# Dataset

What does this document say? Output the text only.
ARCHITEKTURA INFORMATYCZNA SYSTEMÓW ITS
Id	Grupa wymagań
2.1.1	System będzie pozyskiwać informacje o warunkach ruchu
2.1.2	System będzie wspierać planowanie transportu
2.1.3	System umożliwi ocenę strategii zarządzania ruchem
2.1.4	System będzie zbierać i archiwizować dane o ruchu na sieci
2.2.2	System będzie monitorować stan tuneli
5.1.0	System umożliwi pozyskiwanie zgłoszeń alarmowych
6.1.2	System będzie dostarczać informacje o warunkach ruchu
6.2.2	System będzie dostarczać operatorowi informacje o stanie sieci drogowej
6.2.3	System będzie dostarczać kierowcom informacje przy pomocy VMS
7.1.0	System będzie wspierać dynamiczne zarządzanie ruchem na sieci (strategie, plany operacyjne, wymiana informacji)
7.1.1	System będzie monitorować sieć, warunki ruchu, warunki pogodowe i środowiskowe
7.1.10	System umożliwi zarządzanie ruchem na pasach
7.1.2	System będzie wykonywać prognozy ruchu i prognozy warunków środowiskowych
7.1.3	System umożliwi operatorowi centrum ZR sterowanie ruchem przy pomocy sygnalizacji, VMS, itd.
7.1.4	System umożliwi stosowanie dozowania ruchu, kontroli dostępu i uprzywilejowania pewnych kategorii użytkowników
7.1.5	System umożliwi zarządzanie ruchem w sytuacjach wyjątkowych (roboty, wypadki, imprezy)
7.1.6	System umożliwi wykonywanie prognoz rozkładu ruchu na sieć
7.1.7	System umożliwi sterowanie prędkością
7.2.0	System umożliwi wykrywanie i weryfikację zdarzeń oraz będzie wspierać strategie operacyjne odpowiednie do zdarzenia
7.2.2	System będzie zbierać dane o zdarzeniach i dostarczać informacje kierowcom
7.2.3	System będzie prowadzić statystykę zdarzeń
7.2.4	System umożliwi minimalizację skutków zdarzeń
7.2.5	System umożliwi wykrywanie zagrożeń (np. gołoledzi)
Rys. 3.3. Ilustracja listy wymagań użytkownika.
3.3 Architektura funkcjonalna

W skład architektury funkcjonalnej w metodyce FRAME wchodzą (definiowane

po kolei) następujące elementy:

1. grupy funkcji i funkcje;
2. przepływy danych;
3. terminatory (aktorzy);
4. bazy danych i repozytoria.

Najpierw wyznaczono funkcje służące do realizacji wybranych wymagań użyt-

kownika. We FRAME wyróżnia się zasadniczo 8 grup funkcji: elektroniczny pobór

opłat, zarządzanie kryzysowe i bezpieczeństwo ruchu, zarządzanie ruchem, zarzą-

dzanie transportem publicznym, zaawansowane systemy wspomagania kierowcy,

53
---
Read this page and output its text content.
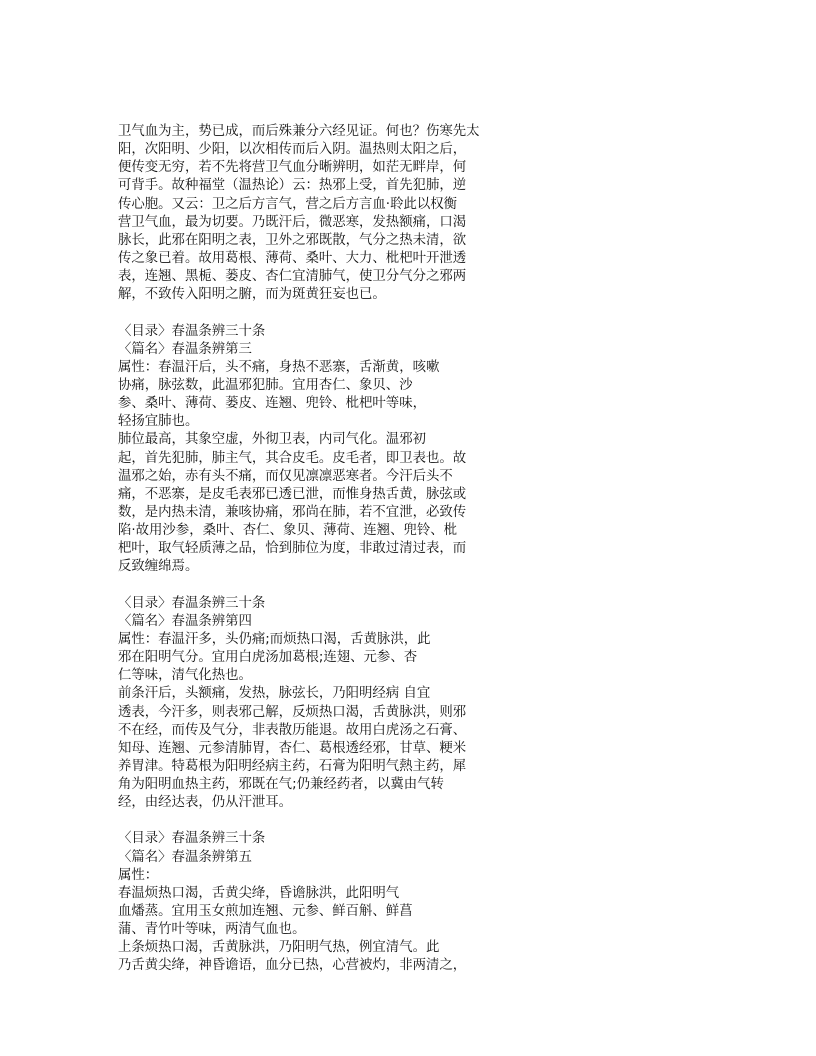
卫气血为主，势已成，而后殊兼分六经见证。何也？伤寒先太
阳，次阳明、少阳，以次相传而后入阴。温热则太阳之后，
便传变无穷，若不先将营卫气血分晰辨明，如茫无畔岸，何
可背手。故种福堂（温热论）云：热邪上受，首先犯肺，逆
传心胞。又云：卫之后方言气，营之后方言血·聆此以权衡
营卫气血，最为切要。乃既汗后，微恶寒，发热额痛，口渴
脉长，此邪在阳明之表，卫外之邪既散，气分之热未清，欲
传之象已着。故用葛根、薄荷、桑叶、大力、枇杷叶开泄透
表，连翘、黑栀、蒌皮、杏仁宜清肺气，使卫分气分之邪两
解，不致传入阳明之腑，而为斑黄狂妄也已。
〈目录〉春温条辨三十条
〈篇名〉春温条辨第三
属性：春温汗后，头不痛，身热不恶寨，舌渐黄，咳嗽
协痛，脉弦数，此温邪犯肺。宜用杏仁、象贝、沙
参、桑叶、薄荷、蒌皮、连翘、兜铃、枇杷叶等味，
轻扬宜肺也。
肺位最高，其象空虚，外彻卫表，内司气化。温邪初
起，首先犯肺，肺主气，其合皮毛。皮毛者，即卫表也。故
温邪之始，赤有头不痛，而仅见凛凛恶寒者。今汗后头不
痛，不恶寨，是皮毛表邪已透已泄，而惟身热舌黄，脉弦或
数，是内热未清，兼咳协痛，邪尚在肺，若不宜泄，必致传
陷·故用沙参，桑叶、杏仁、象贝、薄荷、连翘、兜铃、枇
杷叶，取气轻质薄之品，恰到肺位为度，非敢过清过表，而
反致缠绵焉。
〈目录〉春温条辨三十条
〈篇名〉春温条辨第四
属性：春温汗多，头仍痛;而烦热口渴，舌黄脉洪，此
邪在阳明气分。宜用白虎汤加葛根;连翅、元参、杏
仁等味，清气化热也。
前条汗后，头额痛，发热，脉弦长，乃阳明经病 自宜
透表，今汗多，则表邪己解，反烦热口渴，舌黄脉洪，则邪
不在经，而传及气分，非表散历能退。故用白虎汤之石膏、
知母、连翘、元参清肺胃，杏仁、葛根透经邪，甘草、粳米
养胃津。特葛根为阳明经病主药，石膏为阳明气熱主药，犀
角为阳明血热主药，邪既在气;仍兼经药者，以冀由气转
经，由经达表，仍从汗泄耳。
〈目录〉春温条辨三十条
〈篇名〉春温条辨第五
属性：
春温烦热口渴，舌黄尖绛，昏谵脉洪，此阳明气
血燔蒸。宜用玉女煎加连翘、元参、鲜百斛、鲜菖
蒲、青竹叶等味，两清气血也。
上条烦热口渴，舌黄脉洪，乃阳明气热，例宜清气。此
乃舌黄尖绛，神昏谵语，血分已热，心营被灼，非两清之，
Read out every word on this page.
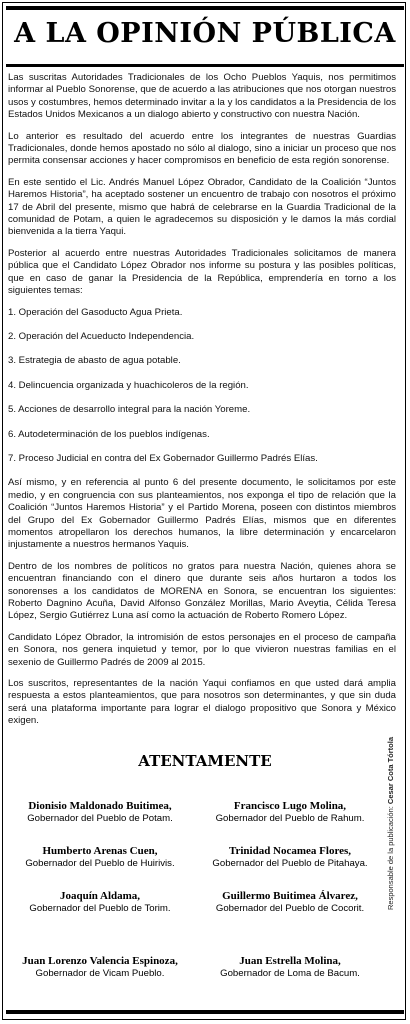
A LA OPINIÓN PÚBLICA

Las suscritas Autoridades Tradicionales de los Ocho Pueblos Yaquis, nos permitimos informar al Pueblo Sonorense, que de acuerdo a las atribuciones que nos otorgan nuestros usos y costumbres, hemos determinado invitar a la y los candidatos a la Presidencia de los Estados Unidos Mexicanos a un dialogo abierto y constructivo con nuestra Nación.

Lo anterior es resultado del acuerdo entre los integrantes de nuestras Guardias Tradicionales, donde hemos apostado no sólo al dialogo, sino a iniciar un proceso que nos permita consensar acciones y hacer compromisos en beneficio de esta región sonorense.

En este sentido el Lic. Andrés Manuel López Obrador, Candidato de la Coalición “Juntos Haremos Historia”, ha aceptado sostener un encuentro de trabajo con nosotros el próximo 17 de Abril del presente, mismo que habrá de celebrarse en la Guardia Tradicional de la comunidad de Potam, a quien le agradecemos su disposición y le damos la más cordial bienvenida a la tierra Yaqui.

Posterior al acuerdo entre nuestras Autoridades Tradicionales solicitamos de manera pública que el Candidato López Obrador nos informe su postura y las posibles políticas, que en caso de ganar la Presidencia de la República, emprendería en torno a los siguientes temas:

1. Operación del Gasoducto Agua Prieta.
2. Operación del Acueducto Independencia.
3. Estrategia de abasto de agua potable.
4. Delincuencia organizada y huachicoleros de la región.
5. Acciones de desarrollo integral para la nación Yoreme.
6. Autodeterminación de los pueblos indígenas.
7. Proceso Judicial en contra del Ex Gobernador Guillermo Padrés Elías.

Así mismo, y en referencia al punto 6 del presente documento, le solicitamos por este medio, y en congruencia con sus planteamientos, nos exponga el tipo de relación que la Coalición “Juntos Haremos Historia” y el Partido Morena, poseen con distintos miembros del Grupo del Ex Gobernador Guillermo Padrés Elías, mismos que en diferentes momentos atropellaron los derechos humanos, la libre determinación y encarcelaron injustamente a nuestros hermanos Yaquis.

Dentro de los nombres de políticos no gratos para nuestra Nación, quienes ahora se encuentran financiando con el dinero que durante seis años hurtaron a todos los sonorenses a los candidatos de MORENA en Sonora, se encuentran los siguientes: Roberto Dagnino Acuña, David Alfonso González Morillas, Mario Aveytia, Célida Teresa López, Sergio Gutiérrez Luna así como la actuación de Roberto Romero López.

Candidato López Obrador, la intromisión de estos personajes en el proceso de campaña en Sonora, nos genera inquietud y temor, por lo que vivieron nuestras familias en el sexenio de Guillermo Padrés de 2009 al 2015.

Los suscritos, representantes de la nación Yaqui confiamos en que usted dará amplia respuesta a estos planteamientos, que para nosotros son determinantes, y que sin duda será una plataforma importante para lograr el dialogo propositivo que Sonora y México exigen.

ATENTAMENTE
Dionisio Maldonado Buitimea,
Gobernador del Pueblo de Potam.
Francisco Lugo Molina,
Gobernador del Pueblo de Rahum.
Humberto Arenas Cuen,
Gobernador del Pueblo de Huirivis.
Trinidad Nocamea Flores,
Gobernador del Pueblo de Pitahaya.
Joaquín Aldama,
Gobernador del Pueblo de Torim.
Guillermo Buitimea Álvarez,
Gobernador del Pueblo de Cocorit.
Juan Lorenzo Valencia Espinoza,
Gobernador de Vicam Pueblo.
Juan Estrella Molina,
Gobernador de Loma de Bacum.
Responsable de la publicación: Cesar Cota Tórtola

# Your goal
From the listing above, return each line with the word "sieci".

# Problem solution
2.1.4	System będzie zbierać i archiwizować dane o ruchu na sieci
6.2.2	System będzie dostarczać operatorowi informacje o stanie sieci drogowej
7.1.0	System będzie wspierać dynamiczne zarządzanie ruchem na sieci (strategie, plany operacyjne, wymiana informacji)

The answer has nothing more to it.